─── Given data

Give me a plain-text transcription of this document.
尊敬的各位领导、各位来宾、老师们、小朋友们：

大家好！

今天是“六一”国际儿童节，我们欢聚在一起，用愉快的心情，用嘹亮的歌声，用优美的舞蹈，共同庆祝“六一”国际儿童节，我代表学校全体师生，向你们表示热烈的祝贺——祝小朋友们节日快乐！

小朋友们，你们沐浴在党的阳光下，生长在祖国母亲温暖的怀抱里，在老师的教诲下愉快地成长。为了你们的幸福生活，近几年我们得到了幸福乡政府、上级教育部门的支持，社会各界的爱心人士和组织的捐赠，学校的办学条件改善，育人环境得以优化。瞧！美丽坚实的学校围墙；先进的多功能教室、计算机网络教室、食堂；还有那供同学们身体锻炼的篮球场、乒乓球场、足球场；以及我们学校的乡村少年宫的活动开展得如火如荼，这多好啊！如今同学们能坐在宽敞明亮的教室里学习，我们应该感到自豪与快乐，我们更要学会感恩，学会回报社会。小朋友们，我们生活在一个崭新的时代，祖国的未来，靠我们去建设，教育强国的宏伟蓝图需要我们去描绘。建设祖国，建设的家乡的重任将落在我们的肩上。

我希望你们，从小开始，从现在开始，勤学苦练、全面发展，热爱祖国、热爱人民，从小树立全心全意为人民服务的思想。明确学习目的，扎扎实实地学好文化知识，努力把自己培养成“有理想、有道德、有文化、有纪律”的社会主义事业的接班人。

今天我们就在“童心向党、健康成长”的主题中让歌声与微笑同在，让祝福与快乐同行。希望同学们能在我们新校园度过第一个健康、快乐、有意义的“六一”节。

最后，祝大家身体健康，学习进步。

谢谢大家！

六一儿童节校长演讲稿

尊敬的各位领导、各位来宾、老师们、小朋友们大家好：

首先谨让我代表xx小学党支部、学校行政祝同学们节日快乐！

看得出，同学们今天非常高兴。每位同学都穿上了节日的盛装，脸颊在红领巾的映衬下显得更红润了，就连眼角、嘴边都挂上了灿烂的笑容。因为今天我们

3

──────

What is asked
Write out every entry verbatim.

Solution for this task
Give me a plain-text transcription of this document.
尊敬的各位领导、各位来宾、老师们、小朋友们：

大家好！

今天是“六一”国际儿童节，我们欢聚在一起，用愉快的心情，用嘹亮的歌声，用优美的舞蹈，共同庆祝“六一”国际儿童节，我代表学校全体师生，向你们表示热烈的祝贺——祝小朋友们节日快乐！

小朋友们，你们沐浴在党的阳光下，生长在祖国母亲温暖的怀抱里，在老师的教诲下愉快地成长。为了你们的幸福生活，近几年我们得到了幸福乡政府、上级教育部门的支持，社会各界的爱心人士和组织的捐赠，学校的办学条件改善，育人环境得以优化。瞧！美丽坚实的学校围墙；先进的多功能教室、计算机网络教室、食堂；还有那供同学们身体锻炼的篮球场、乒乓球场、足球场；以及我们学校的乡村少年宫的活动开展得如火如荼，这多好啊！如今同学们能坐在宽敞明亮的教室里学习，我们应该感到自豪与快乐，我们更要学会感恩，学会回报社会。小朋友们，我们生活在一个崭新的时代，祖国的未来，靠我们去建设，教育强国的宏伟蓝图需要我们去描绘。建设祖国，建设的家乡的重任将落在我们的肩上。

我希望你们，从小开始，从现在开始，勤学苦练、全面发展，热爱祖国、热爱人民，从小树立全心全意为人民服务的思想。明确学习目的，扎扎实实地学好文化知识，努力把自己培养成“有理想、有道德、有文化、有纪律”的社会主义事业的接班人。

今天我们就在“童心向党、健康成长”的主题中让歌声与微笑同在，让祝福与快乐同行。希望同学们能在我们新校园度过第一个健康、快乐、有意义的“六一”节。

最后，祝大家身体健康，学习进步。

谢谢大家！

六一儿童节校长演讲稿

尊敬的各位领导、各位来宾、老师们、小朋友们大家好：

首先谨让我代表xx小学党支部、学校行政祝同学们节日快乐！

看得出，同学们今天非常高兴。每位同学都穿上了节日的盛装，脸颊在红领巾的映衬下显得更红润了，就连眼角、嘴边都挂上了灿烂的笑容。因为今天我们

3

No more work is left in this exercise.